Task instructions: In the entries below, find every line with "éxito" and copy it.

Stored data entries:
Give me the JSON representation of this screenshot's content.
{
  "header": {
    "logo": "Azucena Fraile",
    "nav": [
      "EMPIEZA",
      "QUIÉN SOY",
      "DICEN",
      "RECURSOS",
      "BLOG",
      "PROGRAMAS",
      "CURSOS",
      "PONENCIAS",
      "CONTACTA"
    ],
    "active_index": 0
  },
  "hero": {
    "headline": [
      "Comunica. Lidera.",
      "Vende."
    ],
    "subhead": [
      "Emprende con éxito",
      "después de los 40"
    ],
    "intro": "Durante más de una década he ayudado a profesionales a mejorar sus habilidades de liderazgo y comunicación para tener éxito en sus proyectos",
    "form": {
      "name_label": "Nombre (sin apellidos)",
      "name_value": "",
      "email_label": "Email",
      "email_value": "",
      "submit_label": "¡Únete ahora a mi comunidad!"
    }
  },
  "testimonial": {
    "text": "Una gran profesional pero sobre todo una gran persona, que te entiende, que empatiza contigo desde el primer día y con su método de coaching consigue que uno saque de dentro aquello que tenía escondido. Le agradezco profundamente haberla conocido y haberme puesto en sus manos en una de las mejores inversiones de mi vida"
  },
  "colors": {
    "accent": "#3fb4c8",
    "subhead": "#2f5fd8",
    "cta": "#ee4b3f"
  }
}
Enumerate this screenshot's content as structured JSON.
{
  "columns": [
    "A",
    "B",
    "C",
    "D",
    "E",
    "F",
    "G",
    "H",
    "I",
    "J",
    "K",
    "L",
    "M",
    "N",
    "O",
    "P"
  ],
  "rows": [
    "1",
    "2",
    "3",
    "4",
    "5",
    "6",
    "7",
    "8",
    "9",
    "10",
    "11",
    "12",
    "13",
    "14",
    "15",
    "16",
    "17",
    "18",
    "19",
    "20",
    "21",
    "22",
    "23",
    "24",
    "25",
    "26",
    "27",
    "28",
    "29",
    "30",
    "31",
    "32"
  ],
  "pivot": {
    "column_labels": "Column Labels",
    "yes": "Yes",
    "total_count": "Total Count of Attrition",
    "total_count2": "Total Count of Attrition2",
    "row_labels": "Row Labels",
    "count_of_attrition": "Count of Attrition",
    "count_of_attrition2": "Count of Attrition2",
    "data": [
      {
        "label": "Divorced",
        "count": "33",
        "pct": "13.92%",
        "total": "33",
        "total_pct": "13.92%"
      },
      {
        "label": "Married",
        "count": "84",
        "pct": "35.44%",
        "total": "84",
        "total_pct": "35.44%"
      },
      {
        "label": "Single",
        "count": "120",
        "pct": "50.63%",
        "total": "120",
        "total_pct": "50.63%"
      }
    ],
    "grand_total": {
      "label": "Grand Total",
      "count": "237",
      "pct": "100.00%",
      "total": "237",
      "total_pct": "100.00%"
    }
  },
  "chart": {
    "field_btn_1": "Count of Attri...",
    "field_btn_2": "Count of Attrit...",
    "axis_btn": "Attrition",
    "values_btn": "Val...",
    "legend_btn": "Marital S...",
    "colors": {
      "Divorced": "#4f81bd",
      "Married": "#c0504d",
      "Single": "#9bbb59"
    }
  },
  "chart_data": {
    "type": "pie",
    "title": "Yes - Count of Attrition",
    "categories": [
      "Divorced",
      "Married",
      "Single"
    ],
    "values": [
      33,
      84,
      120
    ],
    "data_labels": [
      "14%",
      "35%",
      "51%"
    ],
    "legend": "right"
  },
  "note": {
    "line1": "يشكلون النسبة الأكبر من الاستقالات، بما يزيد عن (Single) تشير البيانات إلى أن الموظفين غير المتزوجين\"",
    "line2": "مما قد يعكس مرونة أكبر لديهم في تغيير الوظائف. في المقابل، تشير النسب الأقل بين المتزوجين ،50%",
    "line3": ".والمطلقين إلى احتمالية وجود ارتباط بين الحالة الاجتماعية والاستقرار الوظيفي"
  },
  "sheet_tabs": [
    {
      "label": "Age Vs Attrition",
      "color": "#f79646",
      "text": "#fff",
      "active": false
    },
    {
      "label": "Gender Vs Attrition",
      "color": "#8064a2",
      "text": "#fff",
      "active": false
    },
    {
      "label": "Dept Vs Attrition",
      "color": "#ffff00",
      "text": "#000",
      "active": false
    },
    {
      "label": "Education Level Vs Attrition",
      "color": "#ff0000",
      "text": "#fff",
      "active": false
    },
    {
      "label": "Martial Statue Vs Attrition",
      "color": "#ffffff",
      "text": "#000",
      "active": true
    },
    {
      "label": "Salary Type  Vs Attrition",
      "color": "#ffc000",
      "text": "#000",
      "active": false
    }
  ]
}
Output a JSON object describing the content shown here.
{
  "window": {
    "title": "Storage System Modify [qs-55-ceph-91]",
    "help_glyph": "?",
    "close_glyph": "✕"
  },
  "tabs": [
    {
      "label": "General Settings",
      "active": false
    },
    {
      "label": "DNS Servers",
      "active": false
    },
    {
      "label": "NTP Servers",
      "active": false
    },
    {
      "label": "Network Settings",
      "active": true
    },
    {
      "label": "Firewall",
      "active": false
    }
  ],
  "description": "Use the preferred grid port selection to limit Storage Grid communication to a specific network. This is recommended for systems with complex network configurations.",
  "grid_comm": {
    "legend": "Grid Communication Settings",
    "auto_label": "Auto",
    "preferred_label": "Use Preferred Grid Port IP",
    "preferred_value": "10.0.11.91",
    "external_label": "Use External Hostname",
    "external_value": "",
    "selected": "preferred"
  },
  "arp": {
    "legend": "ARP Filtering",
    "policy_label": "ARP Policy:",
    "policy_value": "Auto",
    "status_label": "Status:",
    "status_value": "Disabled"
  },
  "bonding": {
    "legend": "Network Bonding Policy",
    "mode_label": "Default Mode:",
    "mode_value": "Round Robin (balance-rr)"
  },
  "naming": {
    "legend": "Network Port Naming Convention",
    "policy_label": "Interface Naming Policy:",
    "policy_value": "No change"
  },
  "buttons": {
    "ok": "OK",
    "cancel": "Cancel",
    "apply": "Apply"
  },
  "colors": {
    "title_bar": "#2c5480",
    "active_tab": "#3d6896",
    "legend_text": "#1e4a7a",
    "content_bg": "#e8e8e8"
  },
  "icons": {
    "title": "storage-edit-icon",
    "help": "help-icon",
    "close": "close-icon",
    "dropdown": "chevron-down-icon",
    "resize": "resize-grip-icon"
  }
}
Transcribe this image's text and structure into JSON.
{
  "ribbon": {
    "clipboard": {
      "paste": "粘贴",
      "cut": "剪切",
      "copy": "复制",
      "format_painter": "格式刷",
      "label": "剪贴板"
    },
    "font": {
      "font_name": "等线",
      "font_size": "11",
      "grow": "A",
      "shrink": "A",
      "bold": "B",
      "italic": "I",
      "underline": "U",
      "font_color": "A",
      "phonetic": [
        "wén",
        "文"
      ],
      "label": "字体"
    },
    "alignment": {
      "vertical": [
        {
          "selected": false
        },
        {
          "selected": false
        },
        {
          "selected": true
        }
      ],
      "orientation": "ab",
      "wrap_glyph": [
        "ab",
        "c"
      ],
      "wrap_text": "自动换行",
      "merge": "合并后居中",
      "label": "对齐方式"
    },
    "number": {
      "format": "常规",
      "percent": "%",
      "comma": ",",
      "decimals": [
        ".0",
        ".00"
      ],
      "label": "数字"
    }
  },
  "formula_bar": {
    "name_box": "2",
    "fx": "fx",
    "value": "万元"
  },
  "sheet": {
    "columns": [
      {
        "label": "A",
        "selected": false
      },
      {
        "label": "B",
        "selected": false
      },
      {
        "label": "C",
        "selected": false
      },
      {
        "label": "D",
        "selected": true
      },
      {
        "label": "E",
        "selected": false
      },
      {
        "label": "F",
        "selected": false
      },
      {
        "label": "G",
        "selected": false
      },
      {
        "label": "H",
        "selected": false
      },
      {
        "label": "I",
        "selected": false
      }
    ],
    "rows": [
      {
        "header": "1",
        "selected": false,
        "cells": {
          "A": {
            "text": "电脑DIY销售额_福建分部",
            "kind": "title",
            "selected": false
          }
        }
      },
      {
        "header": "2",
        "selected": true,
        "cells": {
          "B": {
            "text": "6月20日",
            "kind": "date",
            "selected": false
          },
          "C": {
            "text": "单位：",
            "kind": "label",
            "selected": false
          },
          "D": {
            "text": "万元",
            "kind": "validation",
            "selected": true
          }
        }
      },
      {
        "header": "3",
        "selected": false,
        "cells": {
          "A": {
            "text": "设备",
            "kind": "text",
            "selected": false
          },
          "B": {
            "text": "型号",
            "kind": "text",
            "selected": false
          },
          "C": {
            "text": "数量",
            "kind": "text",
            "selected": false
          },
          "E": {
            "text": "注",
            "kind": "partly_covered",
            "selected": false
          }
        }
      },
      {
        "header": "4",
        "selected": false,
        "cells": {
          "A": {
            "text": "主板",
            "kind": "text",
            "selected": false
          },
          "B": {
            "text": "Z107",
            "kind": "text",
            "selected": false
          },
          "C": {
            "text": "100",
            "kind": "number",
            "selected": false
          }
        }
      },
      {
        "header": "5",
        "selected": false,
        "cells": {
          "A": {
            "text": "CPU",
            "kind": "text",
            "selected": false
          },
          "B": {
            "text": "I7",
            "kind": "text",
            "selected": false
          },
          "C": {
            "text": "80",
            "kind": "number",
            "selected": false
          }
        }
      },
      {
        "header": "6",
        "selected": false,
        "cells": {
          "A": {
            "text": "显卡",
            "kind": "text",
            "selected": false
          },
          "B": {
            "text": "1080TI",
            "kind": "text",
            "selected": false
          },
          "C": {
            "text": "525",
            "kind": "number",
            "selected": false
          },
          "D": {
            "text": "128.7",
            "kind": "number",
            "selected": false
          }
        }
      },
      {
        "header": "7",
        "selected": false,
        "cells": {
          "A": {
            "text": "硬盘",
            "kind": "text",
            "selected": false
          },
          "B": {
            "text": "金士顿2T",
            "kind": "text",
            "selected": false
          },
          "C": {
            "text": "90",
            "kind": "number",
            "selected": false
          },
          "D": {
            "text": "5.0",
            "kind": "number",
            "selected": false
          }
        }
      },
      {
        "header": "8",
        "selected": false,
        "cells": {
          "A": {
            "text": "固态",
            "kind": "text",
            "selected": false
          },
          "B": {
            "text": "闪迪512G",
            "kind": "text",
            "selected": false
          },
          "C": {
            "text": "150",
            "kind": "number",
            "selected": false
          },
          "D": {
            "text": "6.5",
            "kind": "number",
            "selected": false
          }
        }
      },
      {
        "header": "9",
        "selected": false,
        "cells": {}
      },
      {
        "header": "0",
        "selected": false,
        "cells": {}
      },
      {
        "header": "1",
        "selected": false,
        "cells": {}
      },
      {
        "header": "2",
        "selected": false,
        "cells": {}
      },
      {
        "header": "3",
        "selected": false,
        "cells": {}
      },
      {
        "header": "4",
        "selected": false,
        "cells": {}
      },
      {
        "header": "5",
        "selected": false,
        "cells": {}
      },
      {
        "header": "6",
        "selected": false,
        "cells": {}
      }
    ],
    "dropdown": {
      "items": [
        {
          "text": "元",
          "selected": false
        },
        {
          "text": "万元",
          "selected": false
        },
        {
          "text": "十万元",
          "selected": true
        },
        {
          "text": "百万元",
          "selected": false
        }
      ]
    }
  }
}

Response to the task:
      "Emprende con éxito",
    "intro": "Durante más de una década he ayudado a profesionales a mejorar sus habilidades de liderazgo y comunicación para tener éxito en sus proyectos",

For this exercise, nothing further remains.